**WORK TO BE COMPLETED:**
Note each line that includes the word "ГОСПОДЬ". Copy those lines.
# START OF RECORD EXTRACTS
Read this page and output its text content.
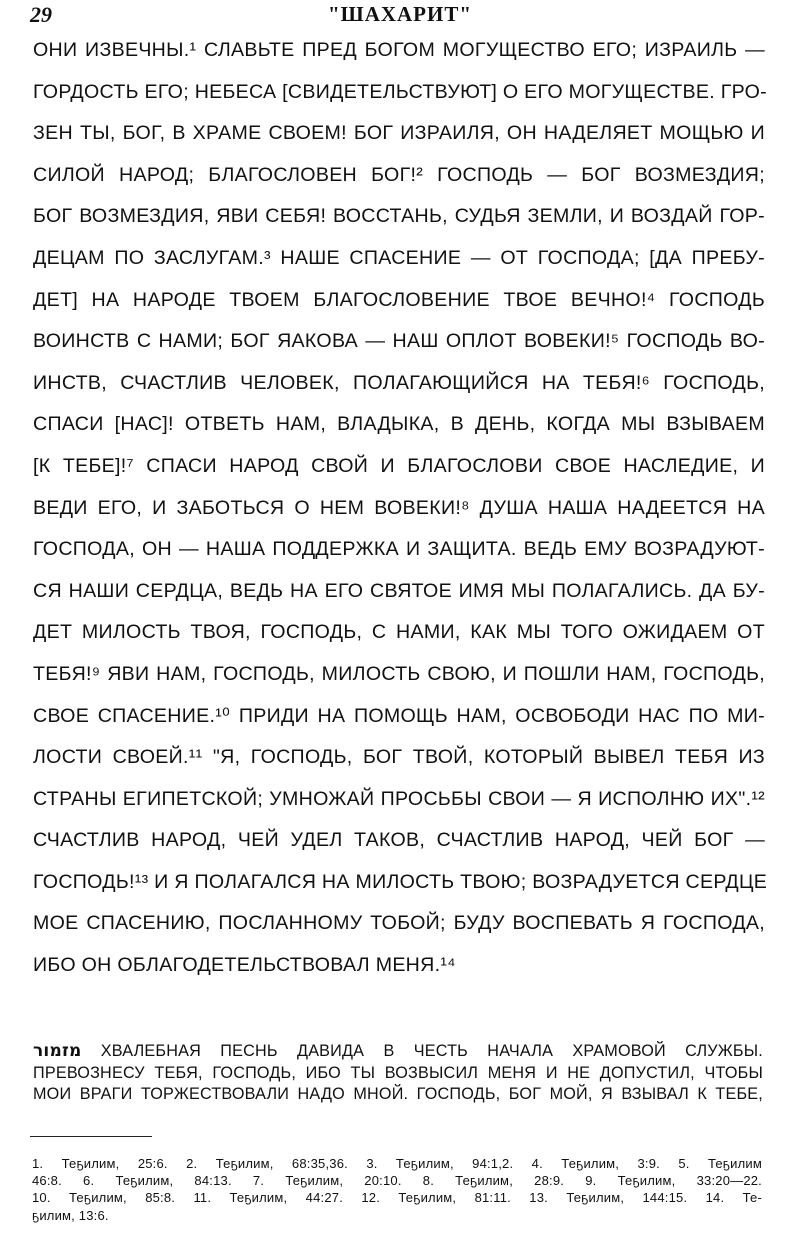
29	"ШАХАРИТ"
ОНИ ИЗВЕЧНЫ.¹ СЛАВЬТЕ ПРЕД БОГОМ МОГУЩЕСТВО ЕГО; ИЗРАИЛЬ —
ГОРДОСТЬ ЕГО; НЕБЕСА [СВИДЕТЕЛЬСТВУЮТ] О ЕГО МОГУЩЕСТВЕ. ГРО-
ЗЕН ТЫ, БОГ, В ХРАМЕ СВОЕМ! БОГ ИЗРАИЛЯ, ОН НАДЕЛЯЕТ МОЩЬЮ И
СИЛОЙ НАРОД; БЛАГОСЛОВЕН БОГ!² ГОСПОДЬ — БОГ ВОЗМЕЗДИЯ;
БОГ ВОЗМЕЗДИЯ, ЯВИ СЕБЯ! ВОССТАНЬ, СУДЬЯ ЗЕМЛИ, И ВОЗДАЙ ГОР-
ДЕЦАМ ПО ЗАСЛУГАМ.³ НАШЕ СПАСЕНИЕ — ОТ ГОСПОДА; [ДА ПРЕБУ-
ДЕТ] НА НАРОДЕ ТВОЕМ БЛАГОСЛОВЕНИЕ ТВОЕ ВЕЧНО!⁴ ГОСПОДЬ
ВОИНСТВ С НАМИ; БОГ ЯАКОВА — НАШ ОПЛОТ ВОВЕКИ!⁵ ГОСПОДЬ ВО-
ИНСТВ, СЧАСТЛИВ ЧЕЛОВЕК, ПОЛАГАЮЩИЙСЯ НА ТЕБЯ!⁶ ГОСПОДЬ,
СПАСИ [НАС]! ОТВЕТЬ НАМ, ВЛАДЫКА, В ДЕНЬ, КОГДА МЫ ВЗЫВАЕМ
[К ТЕБЕ]!⁷ СПАСИ НАРОД СВОЙ И БЛАГОСЛОВИ СВОЕ НАСЛЕДИЕ, И
ВЕДИ ЕГО, И ЗАБОТЬСЯ О НЕМ ВОВЕКИ!⁸ ДУША НАША НАДЕЕТСЯ НА
ГОСПОДА, ОН — НАША ПОДДЕРЖКА И ЗАЩИТА. ВЕДЬ ЕМУ ВОЗРАДУЮТ-
СЯ НАШИ СЕРДЦА, ВЕДЬ НА ЕГО СВЯТОЕ ИМЯ МЫ ПОЛАГАЛИСЬ. ДА БУ-
ДЕТ МИЛОСТЬ ТВОЯ, ГОСПОДЬ, С НАМИ, КАК МЫ ТОГО ОЖИДАЕМ ОТ
ТЕБЯ!⁹ ЯВИ НАМ, ГОСПОДЬ, МИЛОСТЬ СВОЮ, И ПОШЛИ НАМ, ГОСПОДЬ,
СВОЕ СПАСЕНИЕ.¹⁰ ПРИДИ НА ПОМОЩЬ НАМ, ОСВОБОДИ НАС ПО МИ-
ЛОСТИ СВОЕЙ.¹¹ "Я, ГОСПОДЬ, БОГ ТВОЙ, КОТОРЫЙ ВЫВЕЛ ТЕБЯ ИЗ
СТРАНЫ ЕГИПЕТСКОЙ; УМНОЖАЙ ПРОСЬБЫ СВОИ — Я ИСПОЛНЮ ИХ".¹²
СЧАСТЛИВ НАРОД, ЧЕЙ УДЕЛ ТАКОВ, СЧАСТЛИВ НАРОД, ЧЕЙ БОГ —
ГОСПОДЬ!¹³ И Я ПОЛАГАЛСЯ НА МИЛОСТЬ ТВОЮ; ВОЗРАДУЕТСЯ СЕРДЦЕ
МОЕ СПАСЕНИЮ, ПОСЛАННОМУ ТОБОЙ; БУДУ ВОСПЕВАТЬ Я ГОСПОДА,
ИБО ОН ОБЛАГОДЕТЕЛЬСТВОВАЛ МЕНЯ.¹⁴
מזמור ХВАЛЕБНАЯ ПЕСНЬ ДАВИДА В ЧЕСТЬ НАЧАЛА ХРАМОВОЙ СЛУЖБЫ.
ПРЕВОЗНЕСУ ТЕБЯ, ГОСПОДЬ, ИБО ТЫ ВОЗВЫСИЛ МЕНЯ И НЕ ДОПУСТИЛ, ЧТОБЫ
МОИ ВРАГИ ТОРЖЕСТВОВАЛИ НАДО МНОЙ. ГОСПОДЬ, БОГ МОЙ, Я ВЗЫВАЛ К ТЕБЕ,
1. Теҕилим, 25:6. 2. Теҕилим, 68:35,36. 3. Теҕилим, 94:1,2. 4. Теҕилим, 3:9. 5. Теҕилим
46:8. 6. Теҕилим, 84:13. 7. Теҕилим, 20:10. 8. Теҕилим, 28:9. 9. Теҕилим, 33:20—22.
10. Теҕилим, 85:8. 11. Теҕилим, 44:27. 12. Теҕилим, 81:11. 13. Теҕилим, 144:15. 14. Те-
ҕилим, 13:6.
# END OF RECORD EXTRACTS
**SOLUTION BELOW:**
СИЛОЙ НАРОД; БЛАГОСЛОВЕН БОГ!² ГОСПОДЬ — БОГ ВОЗМЕЗДИЯ;
ДЕТ] НА НАРОДЕ ТВОЕМ БЛАГОСЛОВЕНИЕ ТВОЕ ВЕЧНО!⁴ ГОСПОДЬ
ВОИНСТВ С НАМИ; БОГ ЯАКОВА — НАШ ОПЛОТ ВОВЕКИ!⁵ ГОСПОДЬ ВО-
ИНСТВ, СЧАСТЛИВ ЧЕЛОВЕК, ПОЛАГАЮЩИЙСЯ НА ТЕБЯ!⁶ ГОСПОДЬ,
ДЕТ МИЛОСТЬ ТВОЯ, ГОСПОДЬ, С НАМИ, КАК МЫ ТОГО ОЖИДАЕМ ОТ
ТЕБЯ!⁹ ЯВИ НАМ, ГОСПОДЬ, МИЛОСТЬ СВОЮ, И ПОШЛИ НАМ, ГОСПОДЬ,
ЛОСТИ СВОЕЙ.¹¹ "Я, ГОСПОДЬ, БОГ ТВОЙ, КОТОРЫЙ ВЫВЕЛ ТЕБЯ ИЗ
ГОСПОДЬ!¹³ И Я ПОЛАГАЛСЯ НА МИЛОСТЬ ТВОЮ; ВОЗРАДУЕТСЯ СЕРДЦЕ
ПРЕВОЗНЕСУ ТЕБЯ, ГОСПОДЬ, ИБО ТЫ ВОЗВЫСИЛ МЕНЯ И НЕ ДОПУСТИЛ, ЧТОБЫ
МОИ ВРАГИ ТОРЖЕСТВОВАЛИ НАДО МНОЙ. ГОСПОДЬ, БОГ МОЙ, Я ВЗЫВАЛ К ТЕБЕ,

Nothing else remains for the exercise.